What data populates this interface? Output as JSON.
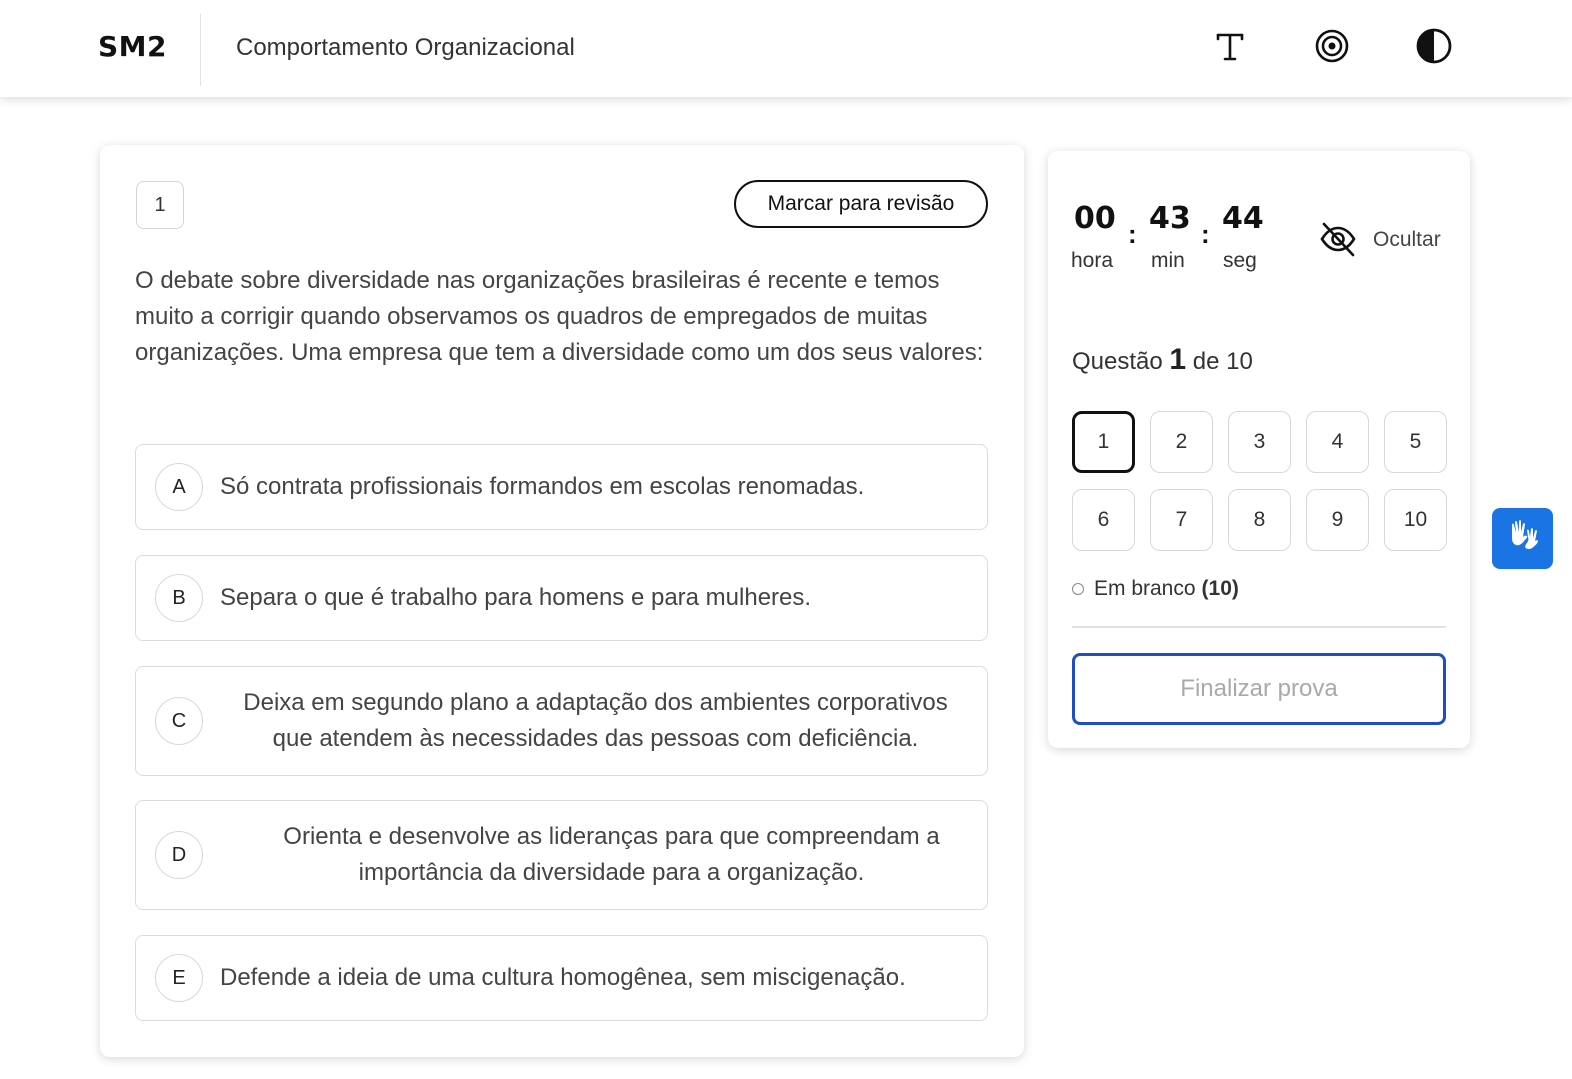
{
  "header": {
    "logo": "SM2",
    "course_title": "Comportamento Organizacional",
    "icons": [
      "text-size-icon",
      "focus-target-icon",
      "contrast-icon"
    ]
  },
  "question": {
    "number": "1",
    "review_label": "Marcar para revisão",
    "text": "O debate sobre diversidade nas organizações brasileiras é recente e temos muito a corrigir quando observamos os quadros de empregados de muitas organizações. Uma empresa que tem a diversidade como um dos seus valores:",
    "options": [
      {
        "letter": "A",
        "text": "Só contrata profissionais formandos em escolas renomadas."
      },
      {
        "letter": "B",
        "text": "Separa o que é trabalho para homens e para mulheres."
      },
      {
        "letter": "C",
        "text": "Deixa em segundo plano a adaptação dos ambientes corporativos que atendem às necessidades das pessoas com deficiência."
      },
      {
        "letter": "D",
        "text": "Orienta e desenvolve as lideranças para que compreendam a importância da diversidade para a organização."
      },
      {
        "letter": "E",
        "text": "Defende a ideia de uma cultura homogênea, sem miscigenação."
      }
    ]
  },
  "timer": {
    "hours": "00",
    "minutes": "43",
    "seconds": "44",
    "hours_label": "hora",
    "minutes_label": "min",
    "seconds_label": "seg",
    "separator": ":",
    "hide_label": "Ocultar"
  },
  "progress": {
    "prefix": "Questão",
    "current": "1",
    "suffix": "de 10",
    "questions": [
      "1",
      "2",
      "3",
      "4",
      "5",
      "6",
      "7",
      "8",
      "9",
      "10"
    ],
    "active_index": 0,
    "blank_label": "Em branco",
    "blank_count": "(10)"
  },
  "finish_label": "Finalizar prova",
  "colors": {
    "accent_blue": "#1e4fc2",
    "accessibility_blue": "#1b74e4"
  }
}
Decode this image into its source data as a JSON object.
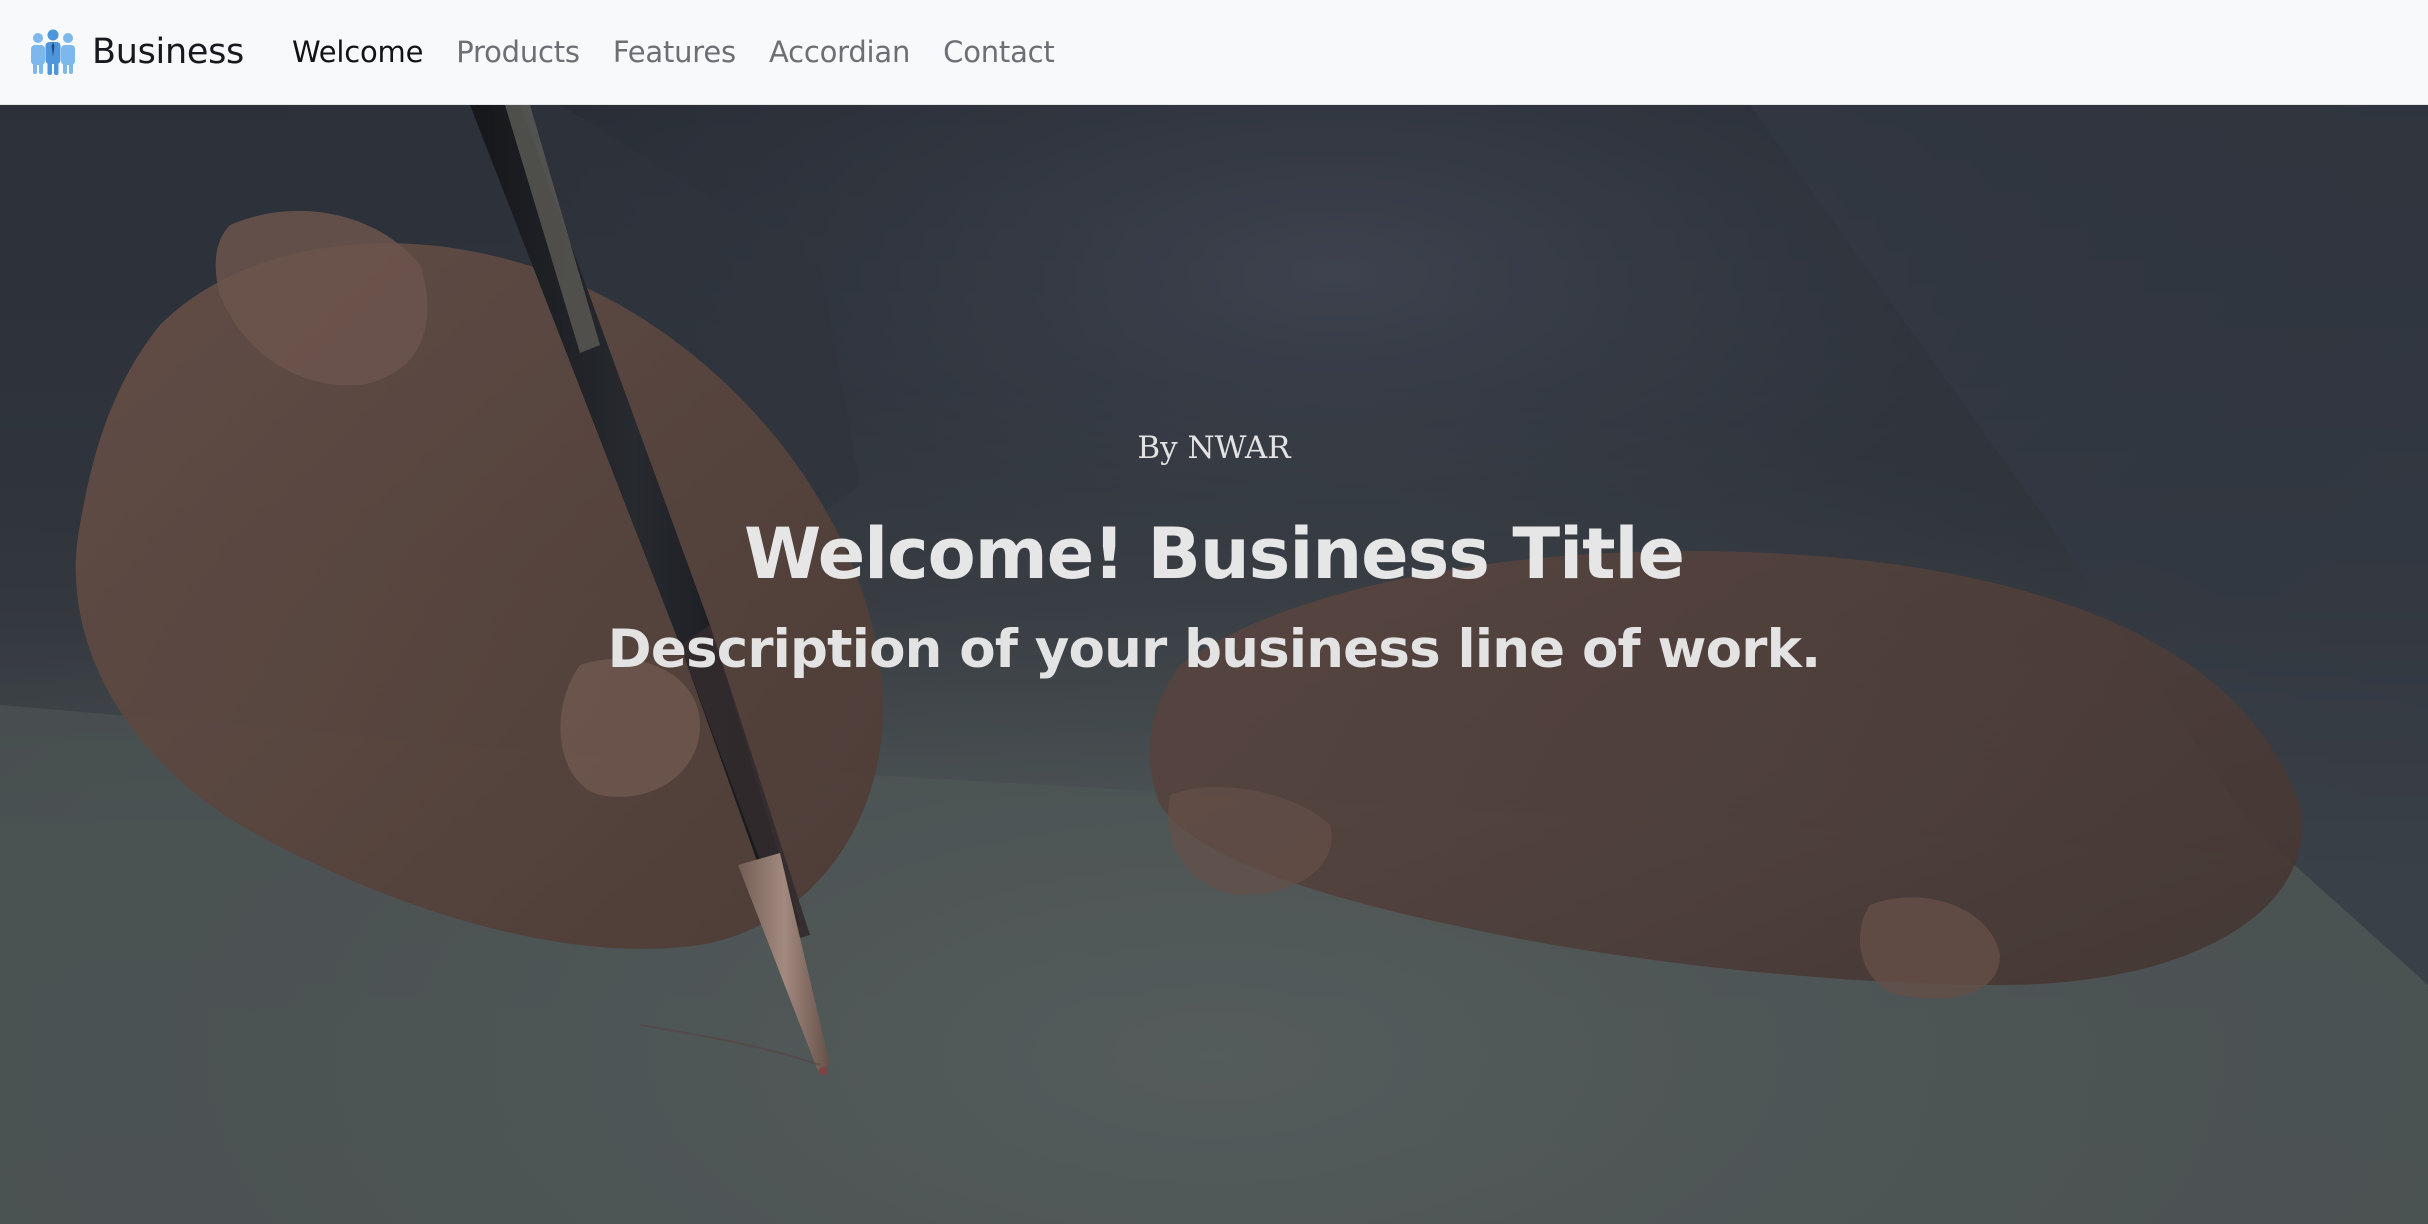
{
  "navbar": {
    "brand_text": "Business",
    "brand_icon": "people-icon",
    "links": [
      {
        "label": "Welcome",
        "active": true
      },
      {
        "label": "Products",
        "active": false
      },
      {
        "label": "Features",
        "active": false
      },
      {
        "label": "Accordian",
        "active": false
      },
      {
        "label": "Contact",
        "active": false
      }
    ]
  },
  "hero": {
    "byline": "By NWAR",
    "title": "Welcome! Business Title",
    "subtitle": "Description of your business line of work."
  },
  "colors": {
    "navbar_bg": "#f8f9fb",
    "brand_blue": "#6fb0e8",
    "brand_dark_blue": "#2f6fb6",
    "hero_text": "#e6e6e6"
  }
}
********
Repeat the listing above exactly, with no pictures.

→ Finished answer
What data populates this interface? Output as JSON.
{
  "header": {
    "logo": "SM2",
    "course_title": "Comportamento Organizacional",
    "icons": [
      "text-size-icon",
      "focus-target-icon",
      "contrast-icon"
    ]
  },
  "question": {
    "number": "1",
    "review_label": "Marcar para revisão",
    "text": "O debate sobre diversidade nas organizações brasileiras é recente e temos muito a corrigir quando observamos os quadros de empregados de muitas organizações. Uma empresa que tem a diversidade como um dos seus valores:",
    "options": [
      {
        "letter": "A",
        "text": "Só contrata profissionais formandos em escolas renomadas."
      },
      {
        "letter": "B",
        "text": "Separa o que é trabalho para homens e para mulheres."
      },
      {
        "letter": "C",
        "text": "Deixa em segundo plano a adaptação dos ambientes corporativos que atendem às necessidades das pessoas com deficiência."
      },
      {
        "letter": "D",
        "text": "Orienta e desenvolve as lideranças para que compreendam a importância da diversidade para a organização."
      },
      {
        "letter": "E",
        "text": "Defende a ideia de uma cultura homogênea, sem miscigenação."
      }
    ]
  },
  "timer": {
    "hours": "00",
    "minutes": "43",
    "seconds": "44",
    "hours_label": "hora",
    "minutes_label": "min",
    "seconds_label": "seg",
    "separator": ":",
    "hide_label": "Ocultar"
  },
  "progress": {
    "prefix": "Questão",
    "current": "1",
    "suffix": "de 10",
    "questions": [
      "1",
      "2",
      "3",
      "4",
      "5",
      "6",
      "7",
      "8",
      "9",
      "10"
    ],
    "active_index": 0,
    "blank_label": "Em branco",
    "blank_count": "(10)"
  },
  "finish_label": "Finalizar prova",
  "colors": {
    "accent_blue": "#1e4fc2",
    "accessibility_blue": "#1b74e4"
  }
}
Decode this image into its source data as a JSON object.
{
  "navbar": {
    "brand_text": "Business",
    "brand_icon": "people-icon",
    "links": [
      {
        "label": "Welcome",
        "active": true
      },
      {
        "label": "Products",
        "active": false
      },
      {
        "label": "Features",
        "active": false
      },
      {
        "label": "Accordian",
        "active": false
      },
      {
        "label": "Contact",
        "active": false
      }
    ]
  },
  "hero": {
    "byline": "By NWAR",
    "title": "Welcome! Business Title",
    "subtitle": "Description of your business line of work."
  },
  "colors": {
    "navbar_bg": "#f8f9fb",
    "brand_blue": "#6fb0e8",
    "brand_dark_blue": "#2f6fb6",
    "hero_text": "#e6e6e6"
  }
}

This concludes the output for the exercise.